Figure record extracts
-- BEGIN --

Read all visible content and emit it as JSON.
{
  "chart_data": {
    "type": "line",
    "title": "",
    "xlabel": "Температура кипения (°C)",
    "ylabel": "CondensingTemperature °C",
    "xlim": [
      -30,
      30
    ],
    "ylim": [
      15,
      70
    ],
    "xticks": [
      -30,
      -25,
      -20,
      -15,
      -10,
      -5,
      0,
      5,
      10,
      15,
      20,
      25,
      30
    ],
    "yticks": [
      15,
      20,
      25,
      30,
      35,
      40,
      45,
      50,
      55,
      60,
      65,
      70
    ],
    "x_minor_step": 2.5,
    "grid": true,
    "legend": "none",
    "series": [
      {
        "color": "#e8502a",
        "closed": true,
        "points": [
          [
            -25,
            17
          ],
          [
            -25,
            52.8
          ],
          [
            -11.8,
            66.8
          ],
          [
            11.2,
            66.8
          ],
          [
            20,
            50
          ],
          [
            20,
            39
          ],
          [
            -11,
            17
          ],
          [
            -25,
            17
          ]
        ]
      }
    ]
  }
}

-- END --

▸ **AIM OF THE EXERCISE**: Provide all the records again, word for word.

▸ **SOLUTION TO THIS EXERCISE**:
Read all visible content and emit it as JSON.
{
  "chart_data": {
    "type": "line",
    "title": "",
    "xlabel": "Температура кипения (°C)",
    "ylabel": "CondensingTemperature °C",
    "xlim": [
      -30,
      30
    ],
    "ylim": [
      15,
      70
    ],
    "xticks": [
      -30,
      -25,
      -20,
      -15,
      -10,
      -5,
      0,
      5,
      10,
      15,
      20,
      25,
      30
    ],
    "yticks": [
      15,
      20,
      25,
      30,
      35,
      40,
      45,
      50,
      55,
      60,
      65,
      70
    ],
    "x_minor_step": 2.5,
    "grid": true,
    "legend": "none",
    "series": [
      {
        "color": "#e8502a",
        "closed": true,
        "points": [
          [
            -25,
            17
          ],
          [
            -25,
            52.8
          ],
          [
            -11.8,
            66.8
          ],
          [
            11.2,
            66.8
          ],
          [
            20,
            50
          ],
          [
            20,
            39
          ],
          [
            -11,
            17
          ],
          [
            -25,
            17
          ]
        ]
      }
    ]
  }
}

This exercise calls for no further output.